▸ Short exercise
Any picture among the records should be left out, please; retype the rest exactly.

▸ Recorded data
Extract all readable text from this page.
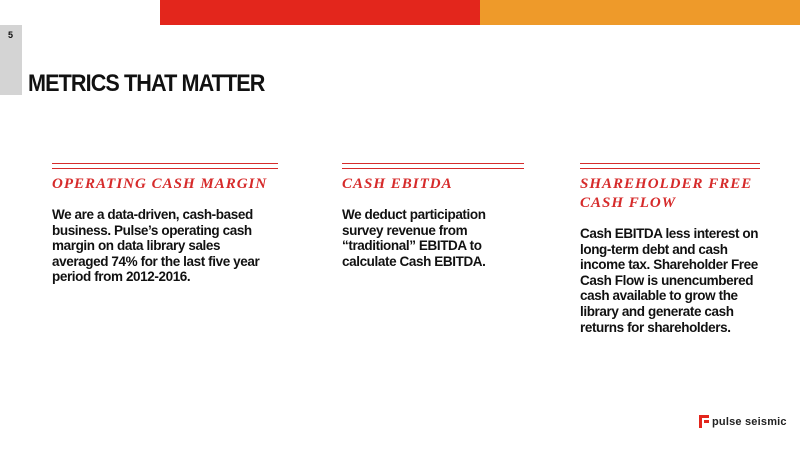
5
METRICS THAT MATTER
OPERATING CASH MARGIN

We are a data-driven, cash-based business. Pulse’s operating cash margin on data library sales averaged 74% for the last five year period from 2012-2016.

CASH EBITDA

We deduct participation survey revenue from “traditional” EBITDA to calculate Cash EBITDA.

SHAREHOLDER FREE CASH FLOW

Cash EBITDA less interest on long-term debt and cash income tax. Shareholder Free Cash Flow is unencumbered cash available to grow the library and generate cash returns for shareholders.

pulse seismic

▸ Final answer
Extract all readable text from this page.
5
METRICS THAT MATTER
OPERATING CASH MARGIN

We are a data-driven, cash-based business. Pulse’s operating cash margin on data library sales averaged 74% for the last five year period from 2012-2016.

CASH EBITDA

We deduct participation survey revenue from “traditional” EBITDA to calculate Cash EBITDA.

SHAREHOLDER FREE CASH FLOW

Cash EBITDA less interest on long-term debt and cash income tax. Shareholder Free Cash Flow is unencumbered cash available to grow the library and generate cash returns for shareholders.

pulse seismic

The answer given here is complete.